**What to produce:** Your task is to filter the data below down to the lines holding "true".
---*---
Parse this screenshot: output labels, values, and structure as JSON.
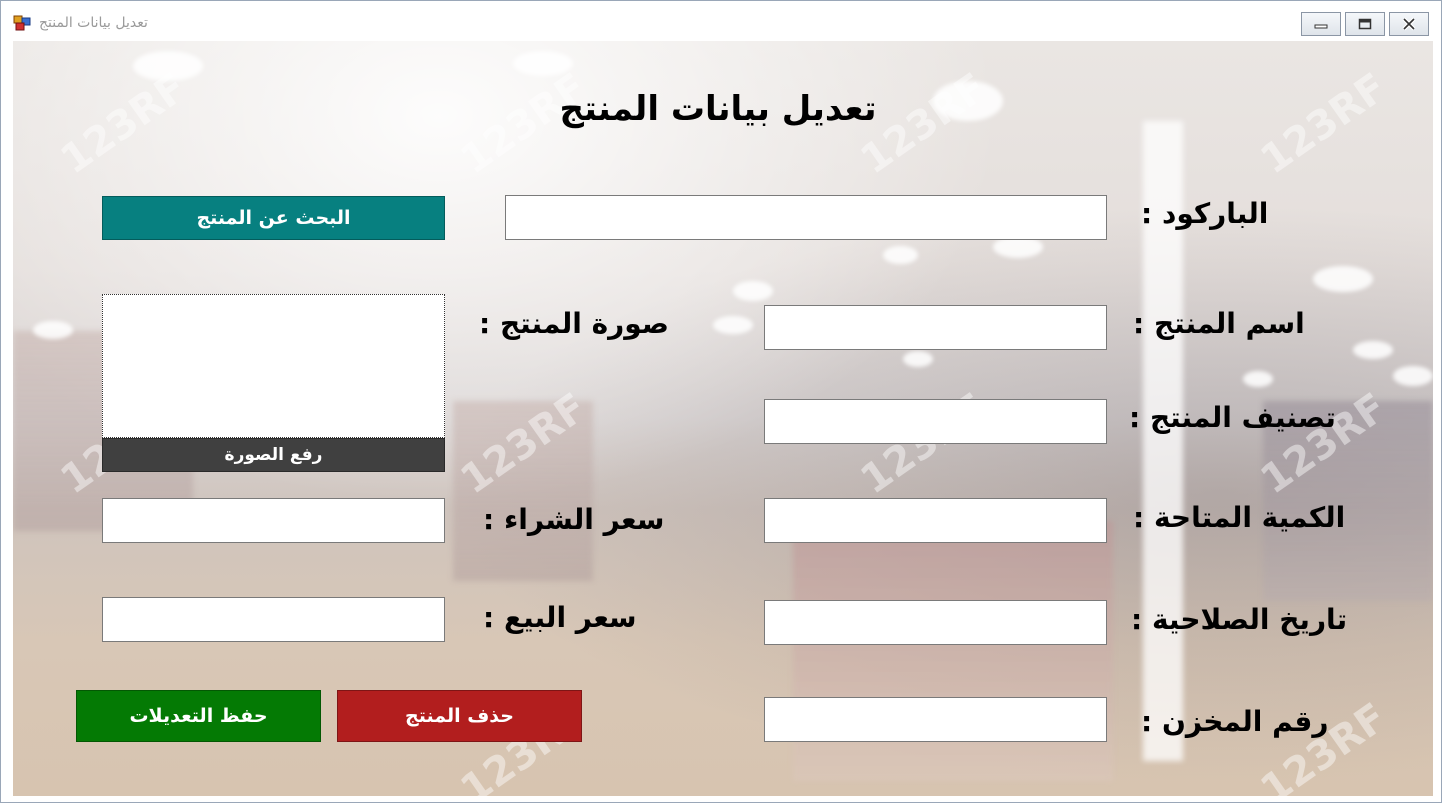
{
  "window": {
    "title": "تعديل بيانات المنتج"
  },
  "form": {
    "heading": "تعديل بيانات المنتج",
    "barcode_label": "الباركود :",
    "name_label": "اسم المنتج :",
    "category_label": "تصنيف المنتج :",
    "quantity_label": "الكمية المتاحة :",
    "expiry_label": "تاريخ الصلاحية :",
    "store_label": "رقم المخزن :",
    "image_label": "صورة المنتج :",
    "purchase_price_label": "سعر الشراء :",
    "sale_price_label": "سعر البيع :",
    "barcode_value": "",
    "name_value": "",
    "category_value": "",
    "quantity_value": "",
    "expiry_value": "",
    "store_value": "",
    "purchase_price_value": "",
    "sale_price_value": ""
  },
  "buttons": {
    "search": "البحث عن المنتج",
    "upload_image": "رفع الصورة",
    "delete": "حذف المنتج",
    "save": "حفظ التعديلات"
  },
  "background": {
    "watermark": "123RF"
  },
  "colors": {
    "search_button": "#078080",
    "upload_button": "#404040",
    "delete_button": "#b21e1e",
    "save_button": "#047a04"
  },
  "icons": {
    "app": "app-window-icon",
    "minimize": "minimize-icon",
    "maximize": "maximize-icon",
    "close": "close-icon"
  }
}
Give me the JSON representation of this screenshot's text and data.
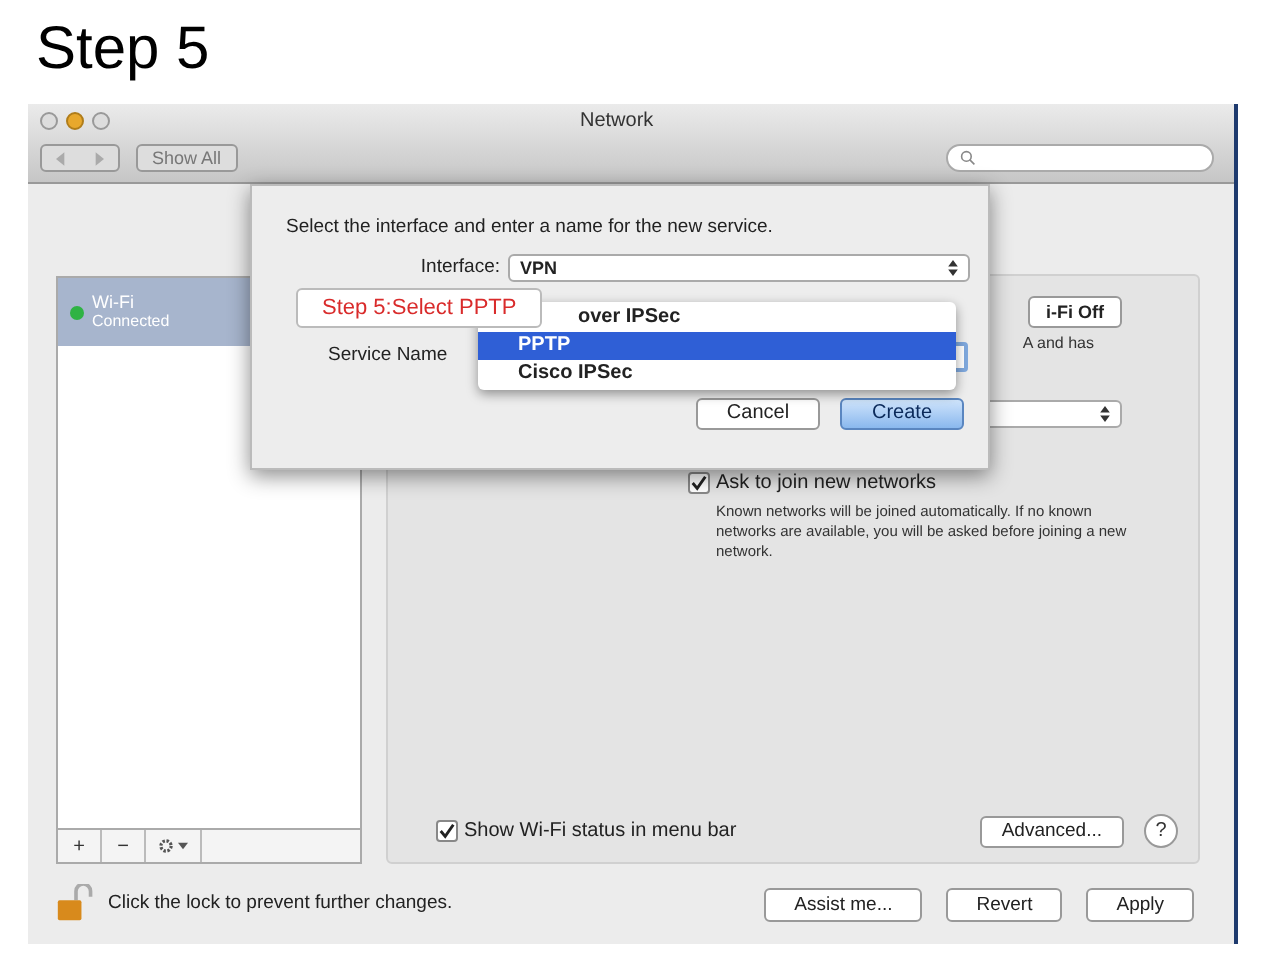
{
  "slide_title": "Step 5",
  "window": {
    "title": "Network",
    "show_all": "Show All"
  },
  "sidebar": {
    "services": [
      {
        "name": "Wi-Fi",
        "status": "Connected",
        "selected": true,
        "color": "#2fb344"
      }
    ],
    "buttons": [
      "+",
      "−"
    ]
  },
  "panel": {
    "power_button": "i-Fi Off",
    "status_text": "A and has",
    "ask_to_join": {
      "label": "Ask to join new networks",
      "checked": true,
      "description": "Known networks will be joined automatically. If no known networks are available, you will be asked before joining a new network."
    },
    "show_status": {
      "label": "Show Wi-Fi status in menu bar",
      "checked": true
    },
    "advanced": "Advanced...",
    "help": "?"
  },
  "footer": {
    "lock_text": "Click the lock to prevent further changes.",
    "buttons": [
      "Assist me...",
      "Revert",
      "Apply"
    ]
  },
  "dialog": {
    "prompt": "Select the interface and enter a name for the new service.",
    "interface": {
      "label": "Interface:",
      "value": "VPN"
    },
    "service_name_label": "Service Name",
    "menu": [
      {
        "label": "over IPSec",
        "selected": false,
        "kind": "covered"
      },
      {
        "label": "PPTP",
        "selected": true,
        "kind": "option"
      },
      {
        "label": "Cisco IPSec",
        "selected": false,
        "kind": "option"
      }
    ],
    "buttons": [
      {
        "label": "Cancel",
        "default": false
      },
      {
        "label": "Create",
        "default": true
      }
    ]
  },
  "callout": "Step 5:Select PPTP"
}
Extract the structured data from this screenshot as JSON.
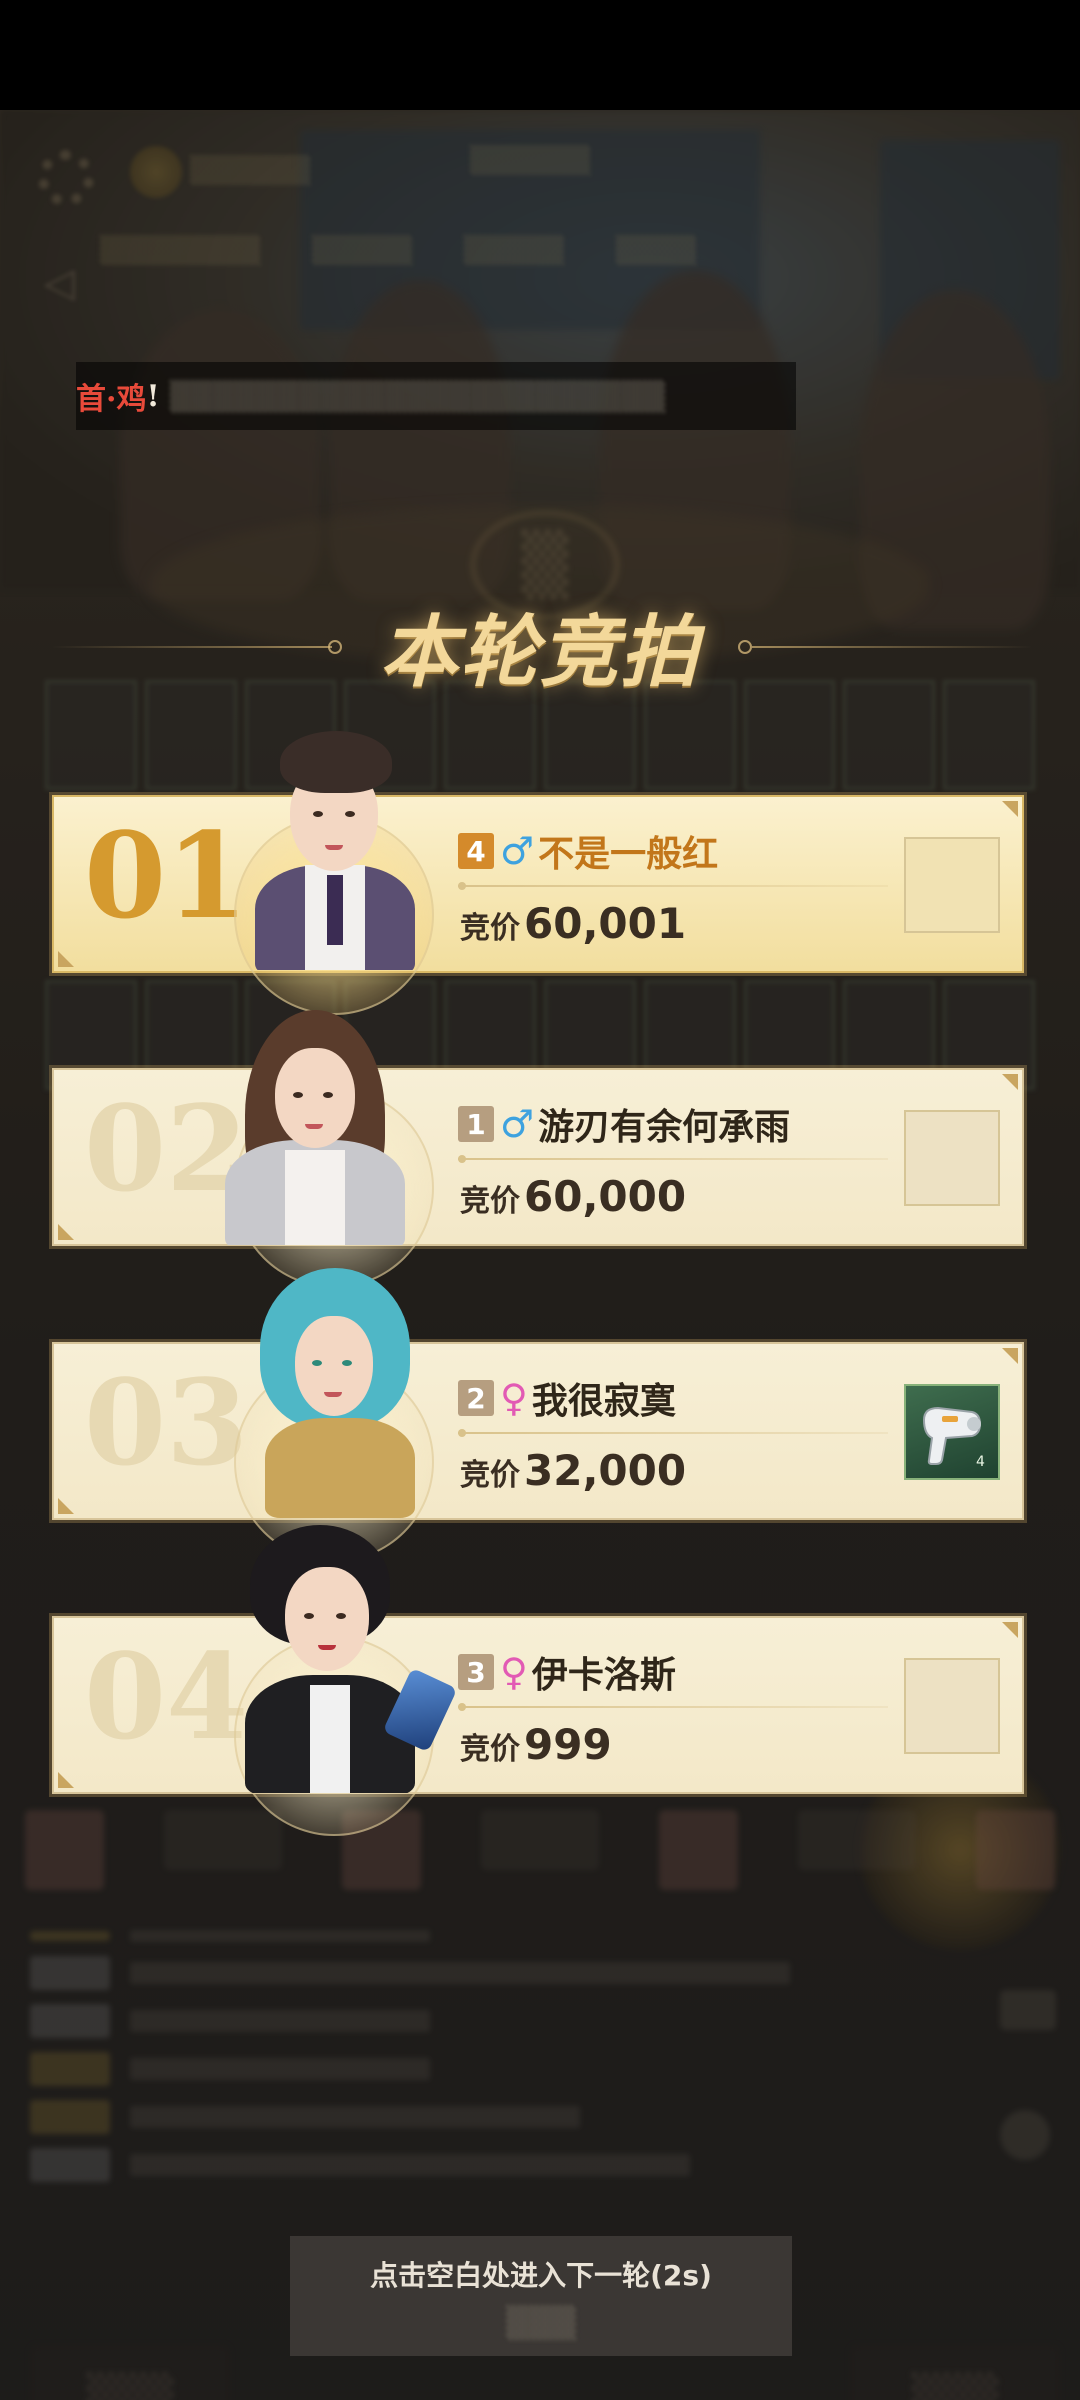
{
  "announcement": {
    "prefix_red": "首·鸡",
    "prefix_white": "!"
  },
  "round_title": "本轮竞拍",
  "bid_label": "竞价",
  "bidders": [
    {
      "rank": "01",
      "level": "4",
      "gender": "male",
      "gender_symbol": "♂",
      "name": "不是一般红",
      "bid": "60,001",
      "has_item": false
    },
    {
      "rank": "02",
      "level": "1",
      "gender": "male",
      "gender_symbol": "♂",
      "name": "游刃有余何承雨",
      "bid": "60,000",
      "has_item": false
    },
    {
      "rank": "03",
      "level": "2",
      "gender": "female",
      "gender_symbol": "♀",
      "name": "我很寂寞",
      "bid": "32,000",
      "has_item": true,
      "item_icon": "hair-dryer-icon"
    },
    {
      "rank": "04",
      "level": "3",
      "gender": "female",
      "gender_symbol": "♀",
      "name": "伊卡洛斯",
      "bid": "999",
      "has_item": false
    }
  ],
  "next_hint": "点击空白处进入下一轮(2s)",
  "colors": {
    "accent_gold": "#d59a2f",
    "title_gold": "#f3d89a",
    "male_blue": "#3ea2df",
    "female_pink": "#e25ab4",
    "announce_red": "#e84a3a"
  }
}
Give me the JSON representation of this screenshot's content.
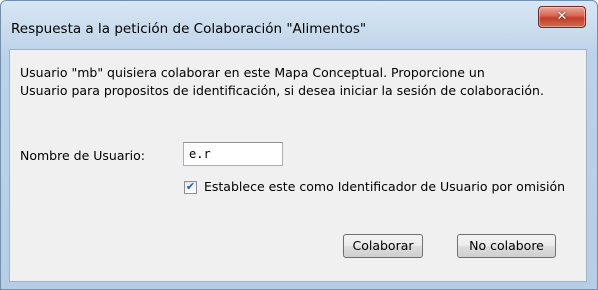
{
  "dialog": {
    "title": "Respuesta a la petición de Colaboración \"Alimentos\"",
    "close_glyph": "✕",
    "message_line1": "Usuario \"mb\" quisiera colaborar en este Mapa Conceptual. Proporcione un",
    "message_line2": "Usuario para propositos de identificación, si desea iniciar la sesión de colaboración.",
    "username_label": "Nombre de Usuario:",
    "username_value": "e.r",
    "default_checkbox": {
      "checked": true,
      "glyph": "✔",
      "label": "Establece este como Identificador de Usuario por omisión"
    },
    "buttons": {
      "collaborate": "Colaborar",
      "decline": "No colabore"
    }
  },
  "icons": {
    "close": "close-icon",
    "check": "check-icon"
  },
  "colors": {
    "frame": "#bcd2ea",
    "close_button": "#c23d28",
    "content_background": "#f0f0f0"
  }
}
---*---
**Written answer:**
        "selected": true,
      "checked": true,
      "checked": true
        "selected": true,
        "default": true
      "has_item": true,
      "checked": true,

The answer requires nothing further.